**RECORDS SHOWN**
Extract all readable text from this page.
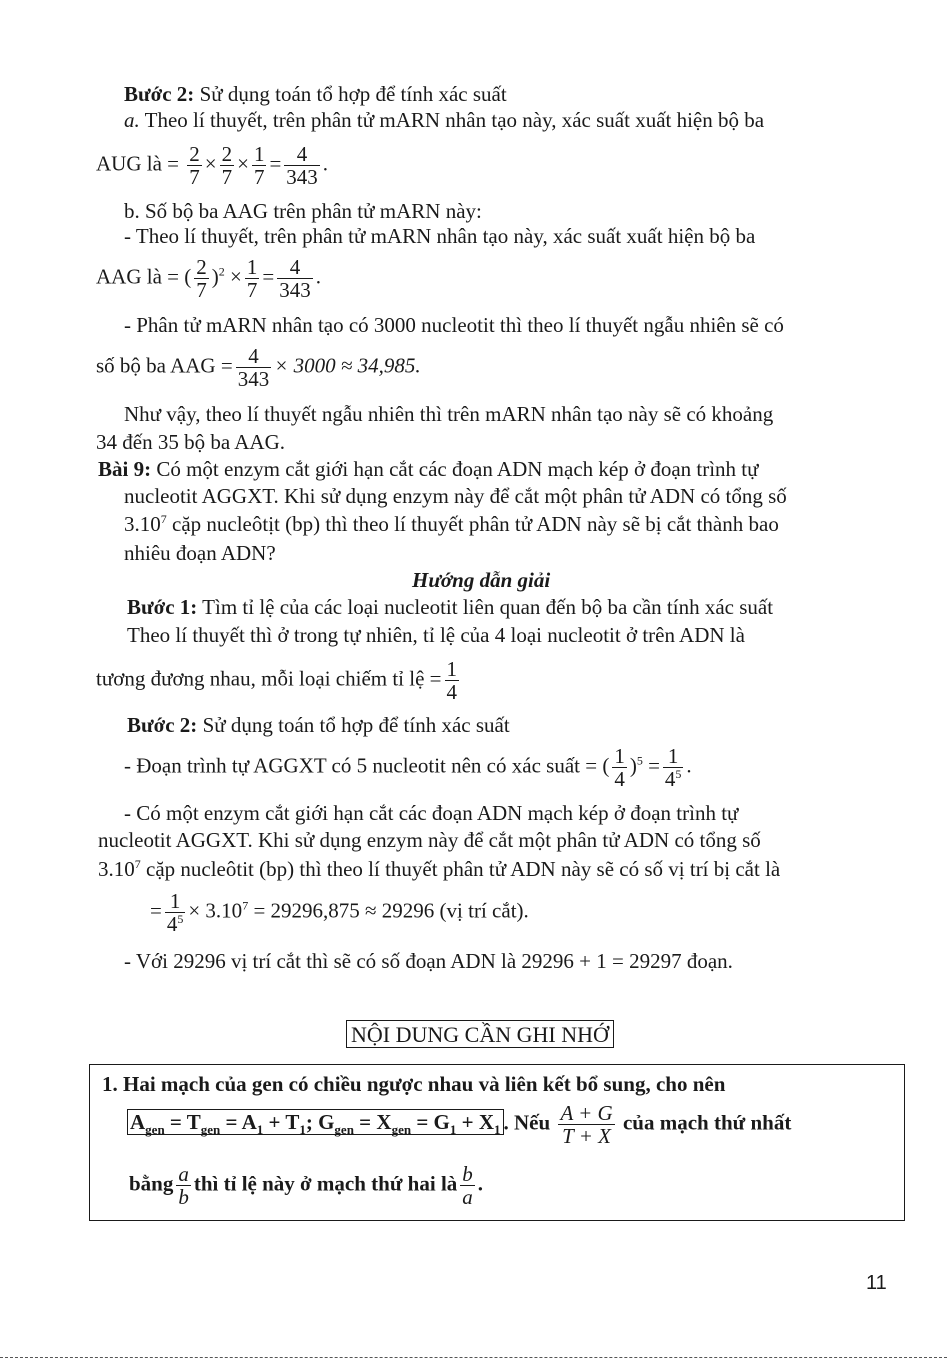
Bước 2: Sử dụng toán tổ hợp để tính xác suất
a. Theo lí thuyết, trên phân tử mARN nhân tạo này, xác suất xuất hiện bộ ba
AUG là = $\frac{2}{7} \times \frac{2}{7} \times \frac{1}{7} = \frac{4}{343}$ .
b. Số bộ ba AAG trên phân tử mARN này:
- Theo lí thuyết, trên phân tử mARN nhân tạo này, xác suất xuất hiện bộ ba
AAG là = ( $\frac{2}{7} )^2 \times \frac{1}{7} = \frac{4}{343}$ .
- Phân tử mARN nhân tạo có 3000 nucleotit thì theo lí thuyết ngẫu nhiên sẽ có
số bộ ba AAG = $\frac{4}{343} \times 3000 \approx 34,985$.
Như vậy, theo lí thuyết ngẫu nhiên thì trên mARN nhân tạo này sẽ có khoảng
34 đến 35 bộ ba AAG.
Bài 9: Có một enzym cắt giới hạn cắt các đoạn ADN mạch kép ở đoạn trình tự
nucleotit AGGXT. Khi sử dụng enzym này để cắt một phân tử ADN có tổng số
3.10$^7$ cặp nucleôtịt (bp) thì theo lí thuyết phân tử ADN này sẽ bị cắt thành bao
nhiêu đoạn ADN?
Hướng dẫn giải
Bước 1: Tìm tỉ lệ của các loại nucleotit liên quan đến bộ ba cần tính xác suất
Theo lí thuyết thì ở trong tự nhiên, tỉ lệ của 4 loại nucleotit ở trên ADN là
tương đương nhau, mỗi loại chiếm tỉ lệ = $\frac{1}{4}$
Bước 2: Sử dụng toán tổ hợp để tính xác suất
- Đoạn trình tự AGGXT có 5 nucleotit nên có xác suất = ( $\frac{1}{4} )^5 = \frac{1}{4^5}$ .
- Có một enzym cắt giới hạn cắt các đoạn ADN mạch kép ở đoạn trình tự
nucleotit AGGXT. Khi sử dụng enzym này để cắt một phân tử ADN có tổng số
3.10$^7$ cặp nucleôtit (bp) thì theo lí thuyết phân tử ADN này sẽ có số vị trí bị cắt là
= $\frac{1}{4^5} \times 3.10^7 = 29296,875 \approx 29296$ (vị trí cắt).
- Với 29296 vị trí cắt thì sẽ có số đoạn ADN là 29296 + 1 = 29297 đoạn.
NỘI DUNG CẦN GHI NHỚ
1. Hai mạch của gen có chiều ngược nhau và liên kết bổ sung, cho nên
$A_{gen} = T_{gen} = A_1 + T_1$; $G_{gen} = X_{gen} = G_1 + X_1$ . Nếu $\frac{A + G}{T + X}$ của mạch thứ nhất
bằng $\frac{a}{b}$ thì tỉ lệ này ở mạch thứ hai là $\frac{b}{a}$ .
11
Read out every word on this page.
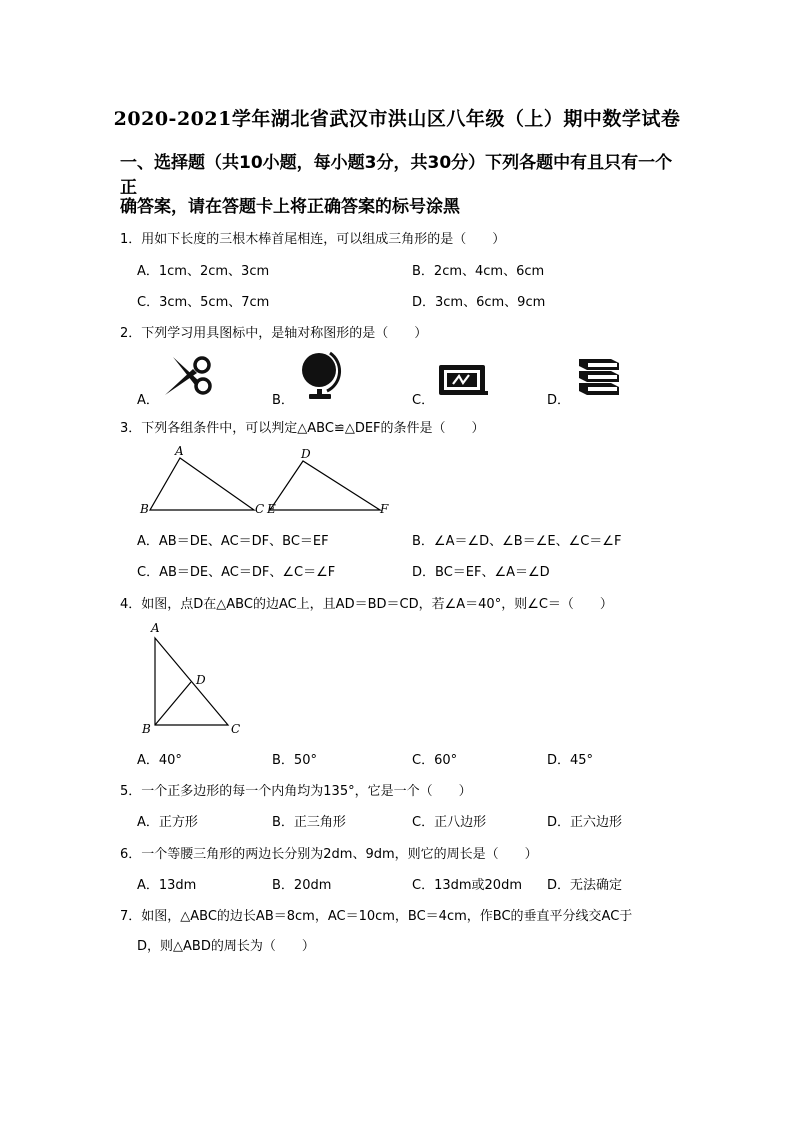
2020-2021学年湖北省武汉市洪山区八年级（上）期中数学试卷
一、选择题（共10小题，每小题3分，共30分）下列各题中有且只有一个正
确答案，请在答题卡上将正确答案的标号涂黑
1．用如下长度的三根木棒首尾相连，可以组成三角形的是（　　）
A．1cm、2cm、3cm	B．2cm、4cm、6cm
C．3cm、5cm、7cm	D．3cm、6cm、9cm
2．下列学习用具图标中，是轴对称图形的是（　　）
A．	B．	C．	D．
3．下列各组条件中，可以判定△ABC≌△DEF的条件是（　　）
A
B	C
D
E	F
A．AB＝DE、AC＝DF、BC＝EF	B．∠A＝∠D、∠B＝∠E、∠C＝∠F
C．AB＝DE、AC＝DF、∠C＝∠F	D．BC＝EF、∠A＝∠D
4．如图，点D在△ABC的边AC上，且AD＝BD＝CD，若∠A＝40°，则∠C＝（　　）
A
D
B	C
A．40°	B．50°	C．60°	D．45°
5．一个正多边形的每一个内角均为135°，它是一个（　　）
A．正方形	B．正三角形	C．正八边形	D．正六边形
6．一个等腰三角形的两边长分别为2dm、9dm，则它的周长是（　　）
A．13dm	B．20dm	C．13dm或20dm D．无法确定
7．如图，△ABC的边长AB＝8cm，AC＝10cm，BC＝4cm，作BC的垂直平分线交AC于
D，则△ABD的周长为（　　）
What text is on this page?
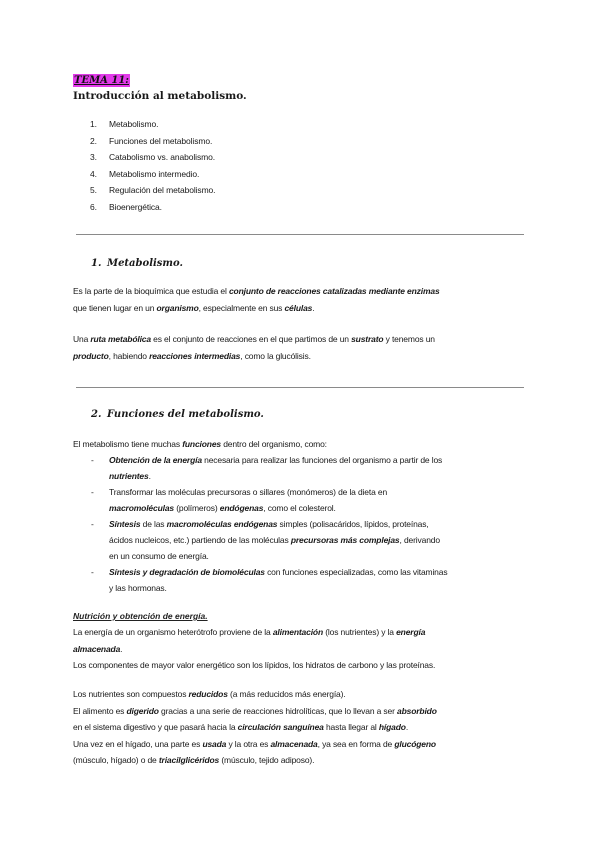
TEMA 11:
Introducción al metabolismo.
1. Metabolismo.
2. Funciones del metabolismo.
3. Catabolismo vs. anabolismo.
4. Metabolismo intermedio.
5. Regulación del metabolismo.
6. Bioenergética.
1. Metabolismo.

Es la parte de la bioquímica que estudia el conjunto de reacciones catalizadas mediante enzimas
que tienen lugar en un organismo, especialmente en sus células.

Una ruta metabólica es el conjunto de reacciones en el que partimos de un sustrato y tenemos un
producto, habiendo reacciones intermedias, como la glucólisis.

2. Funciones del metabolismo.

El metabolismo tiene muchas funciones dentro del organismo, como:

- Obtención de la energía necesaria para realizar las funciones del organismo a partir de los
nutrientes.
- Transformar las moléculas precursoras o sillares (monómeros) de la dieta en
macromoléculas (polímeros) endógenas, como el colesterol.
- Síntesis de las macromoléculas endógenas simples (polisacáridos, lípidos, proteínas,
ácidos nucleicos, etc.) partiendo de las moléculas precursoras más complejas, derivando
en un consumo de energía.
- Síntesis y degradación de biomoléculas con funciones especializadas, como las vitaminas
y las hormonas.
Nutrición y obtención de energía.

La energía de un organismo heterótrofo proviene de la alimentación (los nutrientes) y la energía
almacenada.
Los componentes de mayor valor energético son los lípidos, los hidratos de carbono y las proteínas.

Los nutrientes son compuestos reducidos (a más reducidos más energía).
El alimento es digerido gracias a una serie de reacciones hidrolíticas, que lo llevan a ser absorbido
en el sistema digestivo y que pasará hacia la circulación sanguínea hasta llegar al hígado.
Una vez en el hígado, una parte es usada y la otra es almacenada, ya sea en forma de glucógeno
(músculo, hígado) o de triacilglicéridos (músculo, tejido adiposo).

**REQUEST**
Write out all the entries again, word for word, and print no images.

**SOLUTION TO THIS TASK**
Extract all readable text from this page.
Bước 2: Sử dụng toán tổ hợp để tính xác suất
a. Theo lí thuyết, trên phân tử mARN nhân tạo này, xác suất xuất hiện bộ ba
AUG là = $\frac{2}{7} \times \frac{2}{7} \times \frac{1}{7} = \frac{4}{343}$ .
b. Số bộ ba AAG trên phân tử mARN này:
- Theo lí thuyết, trên phân tử mARN nhân tạo này, xác suất xuất hiện bộ ba
AAG là = ( $\frac{2}{7} )^2 \times \frac{1}{7} = \frac{4}{343}$ .
- Phân tử mARN nhân tạo có 3000 nucleotit thì theo lí thuyết ngẫu nhiên sẽ có
số bộ ba AAG = $\frac{4}{343} \times 3000 \approx 34,985$.
Như vậy, theo lí thuyết ngẫu nhiên thì trên mARN nhân tạo này sẽ có khoảng
34 đến 35 bộ ba AAG.
Bài 9: Có một enzym cắt giới hạn cắt các đoạn ADN mạch kép ở đoạn trình tự
nucleotit AGGXT. Khi sử dụng enzym này để cắt một phân tử ADN có tổng số
3.10$^7$ cặp nucleôtịt (bp) thì theo lí thuyết phân tử ADN này sẽ bị cắt thành bao
nhiêu đoạn ADN?
Hướng dẫn giải
Bước 1: Tìm tỉ lệ của các loại nucleotit liên quan đến bộ ba cần tính xác suất
Theo lí thuyết thì ở trong tự nhiên, tỉ lệ của 4 loại nucleotit ở trên ADN là
tương đương nhau, mỗi loại chiếm tỉ lệ = $\frac{1}{4}$
Bước 2: Sử dụng toán tổ hợp để tính xác suất
- Đoạn trình tự AGGXT có 5 nucleotit nên có xác suất = ( $\frac{1}{4} )^5 = \frac{1}{4^5}$ .
- Có một enzym cắt giới hạn cắt các đoạn ADN mạch kép ở đoạn trình tự
nucleotit AGGXT. Khi sử dụng enzym này để cắt một phân tử ADN có tổng số
3.10$^7$ cặp nucleôtit (bp) thì theo lí thuyết phân tử ADN này sẽ có số vị trí bị cắt là
= $\frac{1}{4^5} \times 3.10^7 = 29296,875 \approx 29296$ (vị trí cắt).
- Với 29296 vị trí cắt thì sẽ có số đoạn ADN là 29296 + 1 = 29297 đoạn.
NỘI DUNG CẦN GHI NHỚ
1. Hai mạch của gen có chiều ngược nhau và liên kết bổ sung, cho nên
$A_{gen} = T_{gen} = A_1 + T_1$; $G_{gen} = X_{gen} = G_1 + X_1$ . Nếu $\frac{A + G}{T + X}$ của mạch thứ nhất
bằng $\frac{a}{b}$ thì tỉ lệ này ở mạch thứ hai là $\frac{b}{a}$ .
11
Read out every word on this page.
2020-2021学年湖北省武汉市洪山区八年级（上）期中数学试卷
一、选择题（共10小题，每小题3分，共30分）下列各题中有且只有一个正
确答案，请在答题卡上将正确答案的标号涂黑
1．用如下长度的三根木棒首尾相连，可以组成三角形的是（　　）
A．1cm、2cm、3cm	B．2cm、4cm、6cm
C．3cm、5cm、7cm	D．3cm、6cm、9cm
2．下列学习用具图标中，是轴对称图形的是（　　）
A．	B．	C．	D．
3．下列各组条件中，可以判定△ABC≌△DEF的条件是（　　）
A
B	C
D
E	F
A．AB＝DE、AC＝DF、BC＝EF	B．∠A＝∠D、∠B＝∠E、∠C＝∠F
C．AB＝DE、AC＝DF、∠C＝∠F	D．BC＝EF、∠A＝∠D
4．如图，点D在△ABC的边AC上，且AD＝BD＝CD，若∠A＝40°，则∠C＝（　　）
A
D
B	C
A．40°	B．50°	C．60°	D．45°
5．一个正多边形的每一个内角均为135°，它是一个（　　）
A．正方形	B．正三角形	C．正八边形	D．正六边形
6．一个等腰三角形的两边长分别为2dm、9dm，则它的周长是（　　）
A．13dm	B．20dm	C．13dm或20dm D．无法确定
7．如图，△ABC的边长AB＝8cm，AC＝10cm，BC＝4cm，作BC的垂直平分线交AC于
D，则△ABD的周长为（　　）
What text is on this page?
TEMA 11:
Introducción al metabolismo.
1. Metabolismo.
2. Funciones del metabolismo.
3. Catabolismo vs. anabolismo.
4. Metabolismo intermedio.
5. Regulación del metabolismo.
6. Bioenergética.
1. Metabolismo.

Es la parte de la bioquímica que estudia el conjunto de reacciones catalizadas mediante enzimas
que tienen lugar en un organismo, especialmente en sus células.

Una ruta metabólica es el conjunto de reacciones en el que partimos de un sustrato y tenemos un
producto, habiendo reacciones intermedias, como la glucólisis.

2. Funciones del metabolismo.

El metabolismo tiene muchas funciones dentro del organismo, como:

- Obtención de la energía necesaria para realizar las funciones del organismo a partir de los
nutrientes.
- Transformar las moléculas precursoras o sillares (monómeros) de la dieta en
macromoléculas (polímeros) endógenas, como el colesterol.
- Síntesis de las macromoléculas endógenas simples (polisacáridos, lípidos, proteínas,
ácidos nucleicos, etc.) partiendo de las moléculas precursoras más complejas, derivando
en un consumo de energía.
- Síntesis y degradación de biomoléculas con funciones especializadas, como las vitaminas
y las hormonas.
Nutrición y obtención de energía.

La energía de un organismo heterótrofo proviene de la alimentación (los nutrientes) y la energía
almacenada.
Los componentes de mayor valor energético son los lípidos, los hidratos de carbono y las proteínas.

Los nutrientes son compuestos reducidos (a más reducidos más energía).
El alimento es digerido gracias a una serie de reacciones hidrolíticas, que lo llevan a ser absorbido
en el sistema digestivo y que pasará hacia la circulación sanguínea hasta llegar al hígado.
Una vez en el hígado, una parte es usada y la otra es almacenada, ya sea en forma de glucógeno
(músculo, hígado) o de triacilglicéridos (músculo, tejido adiposo).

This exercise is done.